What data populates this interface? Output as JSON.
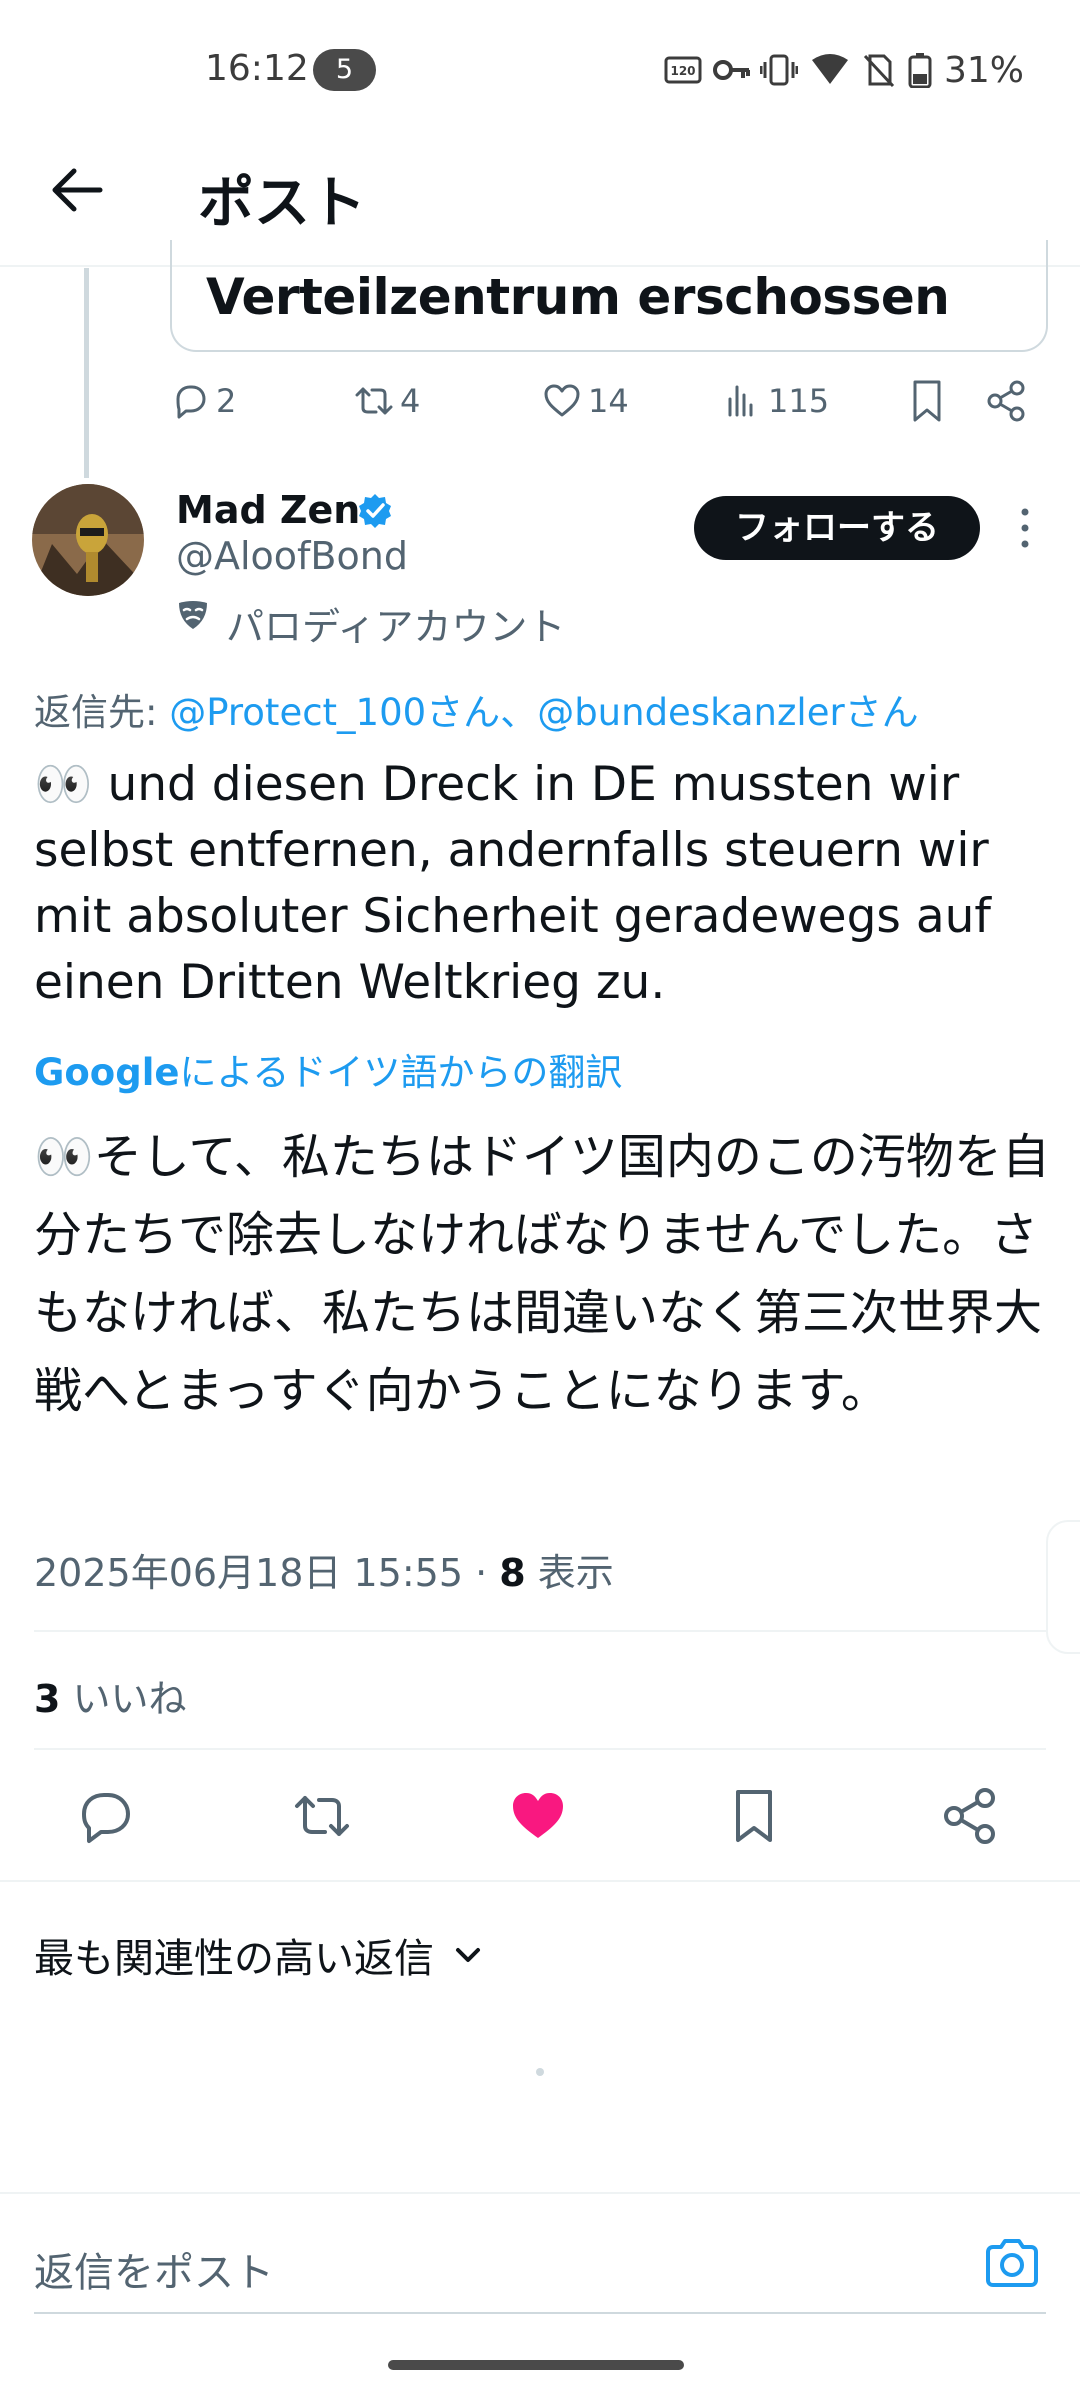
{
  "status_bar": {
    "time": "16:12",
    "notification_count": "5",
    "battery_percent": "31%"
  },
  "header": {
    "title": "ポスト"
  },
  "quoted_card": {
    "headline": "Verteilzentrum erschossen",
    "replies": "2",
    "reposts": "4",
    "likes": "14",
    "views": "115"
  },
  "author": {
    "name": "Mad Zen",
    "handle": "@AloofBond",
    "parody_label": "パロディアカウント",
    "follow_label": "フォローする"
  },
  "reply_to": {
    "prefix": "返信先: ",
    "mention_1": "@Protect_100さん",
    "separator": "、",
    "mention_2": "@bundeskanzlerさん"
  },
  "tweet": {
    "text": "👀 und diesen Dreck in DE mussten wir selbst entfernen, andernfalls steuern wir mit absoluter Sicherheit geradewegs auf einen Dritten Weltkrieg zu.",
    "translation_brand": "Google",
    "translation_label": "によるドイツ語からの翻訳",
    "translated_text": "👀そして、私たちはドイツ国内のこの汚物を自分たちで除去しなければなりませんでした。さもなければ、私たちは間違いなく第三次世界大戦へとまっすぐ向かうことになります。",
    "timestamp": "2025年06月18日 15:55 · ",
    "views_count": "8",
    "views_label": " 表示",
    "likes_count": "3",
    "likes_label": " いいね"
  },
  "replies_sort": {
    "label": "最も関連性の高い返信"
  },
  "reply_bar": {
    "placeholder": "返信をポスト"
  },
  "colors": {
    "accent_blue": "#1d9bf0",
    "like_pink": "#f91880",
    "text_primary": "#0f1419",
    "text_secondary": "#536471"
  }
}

##############################

◆ What is needed
Copy every entry word for word, but omit the pictures.

◆ Problem solution
What data populates this interface? Output as JSON.
{
  "status_bar": {
    "time": "16:12",
    "notification_count": "5",
    "battery_percent": "31%"
  },
  "header": {
    "title": "ポスト"
  },
  "quoted_card": {
    "headline": "Verteilzentrum erschossen",
    "replies": "2",
    "reposts": "4",
    "likes": "14",
    "views": "115"
  },
  "author": {
    "name": "Mad Zen",
    "handle": "@AloofBond",
    "parody_label": "パロディアカウント",
    "follow_label": "フォローする"
  },
  "reply_to": {
    "prefix": "返信先: ",
    "mention_1": "@Protect_100さん",
    "separator": "、",
    "mention_2": "@bundeskanzlerさん"
  },
  "tweet": {
    "text": "👀 und diesen Dreck in DE mussten wir selbst entfernen, andernfalls steuern wir mit absoluter Sicherheit geradewegs auf einen Dritten Weltkrieg zu.",
    "translation_brand": "Google",
    "translation_label": "によるドイツ語からの翻訳",
    "translated_text": "👀そして、私たちはドイツ国内のこの汚物を自分たちで除去しなければなりませんでした。さもなければ、私たちは間違いなく第三次世界大戦へとまっすぐ向かうことになります。",
    "timestamp": "2025年06月18日 15:55 · ",
    "views_count": "8",
    "views_label": " 表示",
    "likes_count": "3",
    "likes_label": " いいね"
  },
  "replies_sort": {
    "label": "最も関連性の高い返信"
  },
  "reply_bar": {
    "placeholder": "返信をポスト"
  },
  "colors": {
    "accent_blue": "#1d9bf0",
    "like_pink": "#f91880",
    "text_primary": "#0f1419",
    "text_secondary": "#536471"
  }
}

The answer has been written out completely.